[START OF Source]
Nikos, I found that on major search operations (doing a search on vast volumes of folders/files) often results in the resulting scrap pane just suddenly vanishing from your screen.
Haven't been able to pinpoint what exactly is going on. You'll find last piece of DBMON output when this happens below, but it doesn't seem to show anomalies
Maybe it has to do with the very long folder names it tries to search??
I have also seen this a couple of times, but in my case x2 also closes. Absolutely no system-error messages, though; nor a messgae that x2 has generated error, and Dr. whatshisname would close the application.
there's a stack overflow error lurking somewhere when searches get really deep. I'll have to do something about it. I don't think it is related with the debug build either
I didn't check how far that search had progressed, or even whether it had collected any results at all. Logically, it should have collected a lot of results, because it ran for quite a while before crashing..
I was working on something else, when the error window popped up.
[END OF Source]
Required work:
a - In the listing, take everything from its first line down to the line containing "314, 813, 332]", and write it out again with "line-number" swapped for "line-no".
b - Pick up the forum thread about searches crashing and write what comes next.
The forum thread and the listing were taken from separate, unrelated sources.
[START OF Exercise inputs]
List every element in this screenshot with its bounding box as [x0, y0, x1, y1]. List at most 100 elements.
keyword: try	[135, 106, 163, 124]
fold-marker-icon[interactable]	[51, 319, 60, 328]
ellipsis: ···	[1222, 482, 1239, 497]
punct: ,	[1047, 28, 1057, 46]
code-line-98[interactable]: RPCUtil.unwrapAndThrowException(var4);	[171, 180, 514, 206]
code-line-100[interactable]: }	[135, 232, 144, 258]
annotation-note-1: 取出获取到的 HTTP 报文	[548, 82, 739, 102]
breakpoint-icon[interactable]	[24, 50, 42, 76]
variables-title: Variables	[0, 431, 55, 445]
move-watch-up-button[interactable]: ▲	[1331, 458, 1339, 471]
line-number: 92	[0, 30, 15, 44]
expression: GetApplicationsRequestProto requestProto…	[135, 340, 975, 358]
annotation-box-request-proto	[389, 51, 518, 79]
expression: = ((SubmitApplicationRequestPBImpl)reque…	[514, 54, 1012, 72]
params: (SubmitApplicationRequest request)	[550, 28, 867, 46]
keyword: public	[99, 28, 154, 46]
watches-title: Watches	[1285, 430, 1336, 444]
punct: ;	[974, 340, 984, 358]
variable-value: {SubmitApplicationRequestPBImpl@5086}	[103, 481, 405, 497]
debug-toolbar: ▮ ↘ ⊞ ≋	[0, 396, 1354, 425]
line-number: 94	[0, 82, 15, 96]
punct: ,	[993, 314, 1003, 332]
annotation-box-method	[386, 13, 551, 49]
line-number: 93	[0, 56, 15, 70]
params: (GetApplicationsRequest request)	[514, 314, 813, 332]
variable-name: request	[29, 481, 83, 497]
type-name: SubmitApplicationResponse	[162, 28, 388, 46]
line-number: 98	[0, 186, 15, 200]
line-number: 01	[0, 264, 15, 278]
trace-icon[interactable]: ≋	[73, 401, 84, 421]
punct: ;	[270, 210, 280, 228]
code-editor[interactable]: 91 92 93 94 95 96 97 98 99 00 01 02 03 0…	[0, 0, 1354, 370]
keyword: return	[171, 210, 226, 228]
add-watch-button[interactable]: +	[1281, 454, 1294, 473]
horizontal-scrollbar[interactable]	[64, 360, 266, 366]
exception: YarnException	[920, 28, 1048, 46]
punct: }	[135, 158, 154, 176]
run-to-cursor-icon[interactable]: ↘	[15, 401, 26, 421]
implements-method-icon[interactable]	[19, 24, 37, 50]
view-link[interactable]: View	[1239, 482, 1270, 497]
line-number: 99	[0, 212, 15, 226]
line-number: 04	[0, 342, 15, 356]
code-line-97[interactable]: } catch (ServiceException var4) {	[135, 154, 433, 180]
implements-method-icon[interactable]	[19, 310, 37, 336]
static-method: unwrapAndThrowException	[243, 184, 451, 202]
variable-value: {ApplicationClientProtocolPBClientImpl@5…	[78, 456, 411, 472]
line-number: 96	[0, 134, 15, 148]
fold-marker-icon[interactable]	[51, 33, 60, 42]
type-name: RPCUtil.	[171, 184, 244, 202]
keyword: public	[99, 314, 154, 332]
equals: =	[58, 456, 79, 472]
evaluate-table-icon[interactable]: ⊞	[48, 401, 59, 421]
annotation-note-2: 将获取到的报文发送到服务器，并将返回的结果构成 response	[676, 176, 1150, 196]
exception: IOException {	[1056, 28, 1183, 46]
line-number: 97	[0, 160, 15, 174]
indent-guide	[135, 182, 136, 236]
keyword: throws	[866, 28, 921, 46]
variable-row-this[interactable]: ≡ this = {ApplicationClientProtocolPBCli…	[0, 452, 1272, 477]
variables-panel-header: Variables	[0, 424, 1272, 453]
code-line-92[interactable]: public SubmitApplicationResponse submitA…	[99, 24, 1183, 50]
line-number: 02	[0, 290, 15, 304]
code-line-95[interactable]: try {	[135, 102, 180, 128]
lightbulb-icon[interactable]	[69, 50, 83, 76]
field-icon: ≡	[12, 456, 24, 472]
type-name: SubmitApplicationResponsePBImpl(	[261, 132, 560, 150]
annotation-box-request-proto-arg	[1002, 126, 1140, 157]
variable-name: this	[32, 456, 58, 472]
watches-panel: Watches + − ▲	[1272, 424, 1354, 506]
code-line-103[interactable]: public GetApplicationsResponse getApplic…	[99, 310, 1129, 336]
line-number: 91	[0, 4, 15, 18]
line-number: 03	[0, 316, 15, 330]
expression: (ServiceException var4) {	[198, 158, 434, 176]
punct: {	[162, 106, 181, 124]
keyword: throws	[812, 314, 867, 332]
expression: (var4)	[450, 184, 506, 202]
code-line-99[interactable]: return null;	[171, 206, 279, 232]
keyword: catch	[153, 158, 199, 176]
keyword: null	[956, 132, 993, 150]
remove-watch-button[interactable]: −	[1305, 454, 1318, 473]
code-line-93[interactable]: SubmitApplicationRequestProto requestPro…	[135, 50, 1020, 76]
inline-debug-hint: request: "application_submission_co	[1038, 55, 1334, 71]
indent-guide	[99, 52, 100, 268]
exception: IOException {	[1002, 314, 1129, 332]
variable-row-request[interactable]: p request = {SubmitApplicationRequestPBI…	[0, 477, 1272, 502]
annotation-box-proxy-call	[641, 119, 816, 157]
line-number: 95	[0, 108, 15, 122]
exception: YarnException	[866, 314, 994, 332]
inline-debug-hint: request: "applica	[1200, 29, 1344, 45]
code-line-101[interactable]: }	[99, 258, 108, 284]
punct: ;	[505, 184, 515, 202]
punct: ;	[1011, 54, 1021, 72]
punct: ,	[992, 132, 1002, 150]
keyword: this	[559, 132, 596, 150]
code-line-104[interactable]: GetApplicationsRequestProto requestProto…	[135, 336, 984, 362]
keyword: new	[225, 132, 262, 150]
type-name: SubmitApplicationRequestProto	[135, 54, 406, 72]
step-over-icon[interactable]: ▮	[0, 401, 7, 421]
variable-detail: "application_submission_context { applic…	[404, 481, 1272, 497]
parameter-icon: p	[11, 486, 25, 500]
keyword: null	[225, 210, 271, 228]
[END OF Exercise inputs]
Results:
a -
List every element in this screenshot with its bounding box as [x0, y0, x1, y1]. List at most 100 elements.
keyword: try	[135, 106, 163, 124]
fold-marker-icon[interactable]	[51, 319, 60, 328]
ellipsis: ···	[1222, 482, 1239, 497]
punct: ,	[1047, 28, 1057, 46]
code-line-98[interactable]: RPCUtil.unwrapAndThrowException(var4);	[171, 180, 514, 206]
code-line-100[interactable]: }	[135, 232, 144, 258]
annotation-note-1: 取出获取到的 HTTP 报文	[548, 82, 739, 102]
breakpoint-icon[interactable]	[24, 50, 42, 76]
variables-title: Variables	[0, 431, 55, 445]
move-watch-up-button[interactable]: ▲	[1331, 458, 1339, 471]
line-no: 92	[0, 30, 15, 44]
expression: GetApplicationsRequestProto requestProto…	[135, 340, 975, 358]
annotation-box-request-proto	[389, 51, 518, 79]
expression: = ((SubmitApplicationRequestPBImpl)reque…	[514, 54, 1012, 72]
params: (SubmitApplicationRequest request)	[550, 28, 867, 46]
keyword: public	[99, 28, 154, 46]
watches-title: Watches	[1285, 430, 1336, 444]
punct: ;	[974, 340, 984, 358]
variable-value: {SubmitApplicationRequestPBImpl@5086}	[103, 481, 405, 497]
debug-toolbar: ▮ ↘ ⊞ ≋	[0, 396, 1354, 425]
line-no: 94	[0, 82, 15, 96]
punct: ,	[993, 314, 1003, 332]
annotation-box-method	[386, 13, 551, 49]
line-no: 93	[0, 56, 15, 70]
params: (GetApplicationsRequest request)	[514, 314, 813, 332]

b -
On NT4, x2 can pass through deep directories in my C:\ drive (FAT32) without crashing: (I could count 14 layers of folders). In C drive, I can search repeatedly with different parameters without any problem whatsoever.
(But in the same PC, it crashed when searching in NN.)
BTW I was wrong about the depth in NN PCs: Some of the NN PCs have really deep directories (>10 levels).
How are the PCs taken up for scanning? Alphabetically? Then the very first PC has a very deep structure, which x2 could have crossed without crashing (because, as I said earlier, it crashed after a very long time).
So what is critical here?
>> Depth?
>> Number of folders searched?
>> Number of files searched?
>> Filesystem (FAT32 vs NTFS)?
>> Local vs NN?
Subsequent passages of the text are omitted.